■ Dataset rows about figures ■
#####
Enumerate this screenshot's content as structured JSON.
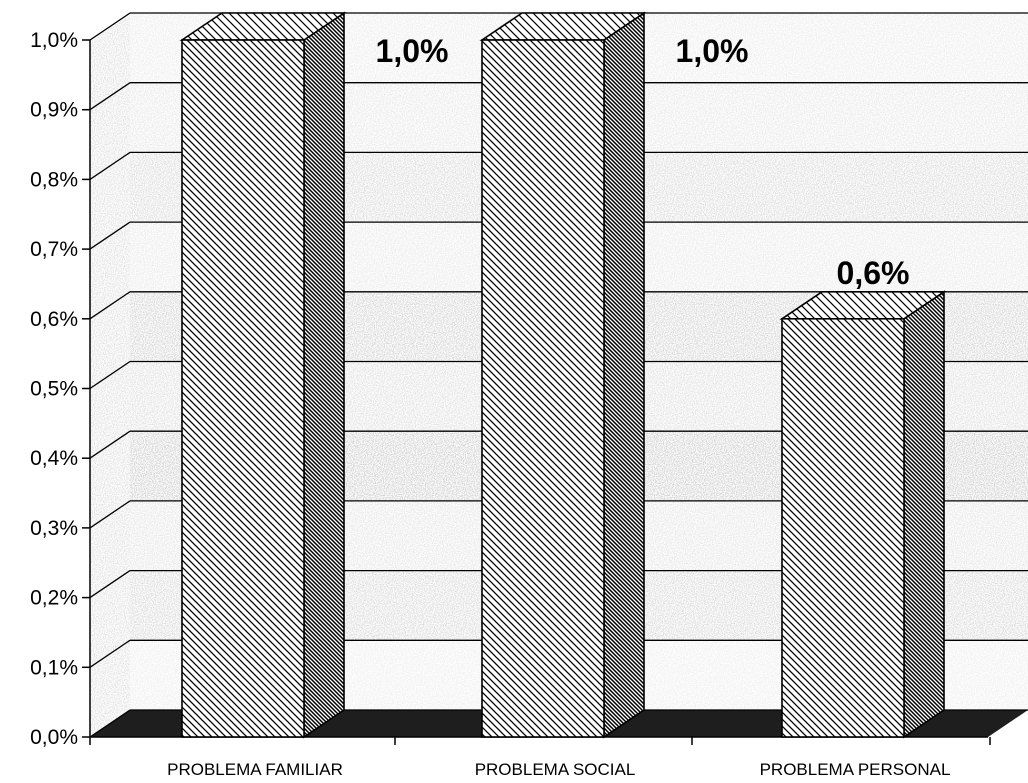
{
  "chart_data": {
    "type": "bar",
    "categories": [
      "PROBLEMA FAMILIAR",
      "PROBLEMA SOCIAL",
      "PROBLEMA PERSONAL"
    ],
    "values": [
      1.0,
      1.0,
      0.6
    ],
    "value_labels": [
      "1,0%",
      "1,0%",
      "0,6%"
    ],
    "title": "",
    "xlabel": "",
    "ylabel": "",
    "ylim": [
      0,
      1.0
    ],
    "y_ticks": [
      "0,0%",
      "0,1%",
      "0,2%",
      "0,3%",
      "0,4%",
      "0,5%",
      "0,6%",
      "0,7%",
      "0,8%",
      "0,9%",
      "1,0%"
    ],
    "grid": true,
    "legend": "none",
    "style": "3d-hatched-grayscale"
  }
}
#####
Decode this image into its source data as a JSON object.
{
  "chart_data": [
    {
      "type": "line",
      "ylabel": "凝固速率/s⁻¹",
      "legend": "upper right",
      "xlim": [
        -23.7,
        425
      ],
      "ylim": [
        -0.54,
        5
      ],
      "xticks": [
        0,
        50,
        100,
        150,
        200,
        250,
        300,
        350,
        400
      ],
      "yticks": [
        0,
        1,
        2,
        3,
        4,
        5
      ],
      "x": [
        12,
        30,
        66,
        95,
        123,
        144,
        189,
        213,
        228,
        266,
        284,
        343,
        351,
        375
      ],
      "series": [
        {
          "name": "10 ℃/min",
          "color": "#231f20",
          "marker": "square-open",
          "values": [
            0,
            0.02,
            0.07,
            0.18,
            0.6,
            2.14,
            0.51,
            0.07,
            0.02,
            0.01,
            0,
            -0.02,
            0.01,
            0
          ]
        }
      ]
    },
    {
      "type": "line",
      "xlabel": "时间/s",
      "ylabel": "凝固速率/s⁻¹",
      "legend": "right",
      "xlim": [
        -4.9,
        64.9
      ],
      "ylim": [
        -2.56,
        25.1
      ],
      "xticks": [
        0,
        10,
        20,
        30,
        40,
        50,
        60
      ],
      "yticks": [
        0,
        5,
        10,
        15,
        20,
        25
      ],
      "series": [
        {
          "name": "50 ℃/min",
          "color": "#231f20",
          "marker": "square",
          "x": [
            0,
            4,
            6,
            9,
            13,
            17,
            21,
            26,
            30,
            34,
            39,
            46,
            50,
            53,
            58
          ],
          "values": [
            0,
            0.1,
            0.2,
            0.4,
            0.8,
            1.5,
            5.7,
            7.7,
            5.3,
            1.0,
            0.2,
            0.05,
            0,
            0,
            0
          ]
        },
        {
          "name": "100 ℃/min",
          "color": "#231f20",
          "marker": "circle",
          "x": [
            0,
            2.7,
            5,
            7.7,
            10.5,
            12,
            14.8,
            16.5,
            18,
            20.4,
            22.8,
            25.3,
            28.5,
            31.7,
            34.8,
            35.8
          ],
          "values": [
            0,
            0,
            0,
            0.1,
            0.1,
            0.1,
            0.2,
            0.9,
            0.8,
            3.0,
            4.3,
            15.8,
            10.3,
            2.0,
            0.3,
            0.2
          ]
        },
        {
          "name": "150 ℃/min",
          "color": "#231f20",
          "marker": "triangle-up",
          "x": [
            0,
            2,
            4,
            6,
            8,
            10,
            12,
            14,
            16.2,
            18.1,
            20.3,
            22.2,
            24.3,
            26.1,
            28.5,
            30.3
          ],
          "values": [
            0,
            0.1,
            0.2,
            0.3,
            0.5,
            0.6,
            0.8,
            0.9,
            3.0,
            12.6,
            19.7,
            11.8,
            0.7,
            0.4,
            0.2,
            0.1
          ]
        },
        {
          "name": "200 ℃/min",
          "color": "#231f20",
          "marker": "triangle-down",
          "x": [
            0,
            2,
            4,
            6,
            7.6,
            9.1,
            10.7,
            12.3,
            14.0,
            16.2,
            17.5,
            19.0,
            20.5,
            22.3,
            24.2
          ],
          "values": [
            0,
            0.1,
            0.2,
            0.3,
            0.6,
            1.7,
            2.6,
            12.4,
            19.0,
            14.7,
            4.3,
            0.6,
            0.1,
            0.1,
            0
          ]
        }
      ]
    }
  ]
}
#####
■ PROBLEM ■
For each line in the data above that contains the string "triangle", extract the line.

■ TASK ANSWER ■
          "marker": "triangle-up",
          "marker": "triangle-down",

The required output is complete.